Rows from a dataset
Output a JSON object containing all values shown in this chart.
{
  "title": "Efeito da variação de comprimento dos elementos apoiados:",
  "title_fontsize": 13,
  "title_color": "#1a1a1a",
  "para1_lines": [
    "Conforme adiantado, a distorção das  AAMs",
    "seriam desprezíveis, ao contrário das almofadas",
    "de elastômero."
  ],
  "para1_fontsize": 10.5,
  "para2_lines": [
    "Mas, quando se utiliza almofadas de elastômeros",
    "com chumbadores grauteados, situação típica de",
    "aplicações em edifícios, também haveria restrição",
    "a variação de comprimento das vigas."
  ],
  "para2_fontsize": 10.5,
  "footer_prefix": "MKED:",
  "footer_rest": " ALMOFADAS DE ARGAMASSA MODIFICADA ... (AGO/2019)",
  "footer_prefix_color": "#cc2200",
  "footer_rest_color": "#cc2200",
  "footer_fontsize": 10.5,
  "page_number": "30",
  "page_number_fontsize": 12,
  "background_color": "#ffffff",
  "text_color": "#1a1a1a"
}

Objective
Everything in the listing above should be restated exactly.

Task solution
Output a JSON object containing all values shown in this chart.
{
  "title": "Efeito da variação de comprimento dos elementos apoiados:",
  "title_fontsize": 13,
  "title_color": "#1a1a1a",
  "para1_lines": [
    "Conforme adiantado, a distorção das  AAMs",
    "seriam desprezíveis, ao contrário das almofadas",
    "de elastômero."
  ],
  "para1_fontsize": 10.5,
  "para2_lines": [
    "Mas, quando se utiliza almofadas de elastômeros",
    "com chumbadores grauteados, situação típica de",
    "aplicações em edifícios, também haveria restrição",
    "a variação de comprimento das vigas."
  ],
  "para2_fontsize": 10.5,
  "footer_prefix": "MKED:",
  "footer_rest": " ALMOFADAS DE ARGAMASSA MODIFICADA ... (AGO/2019)",
  "footer_prefix_color": "#cc2200",
  "footer_rest_color": "#cc2200",
  "footer_fontsize": 10.5,
  "page_number": "30",
  "page_number_fontsize": 12,
  "background_color": "#ffffff",
  "text_color": "#1a1a1a"
}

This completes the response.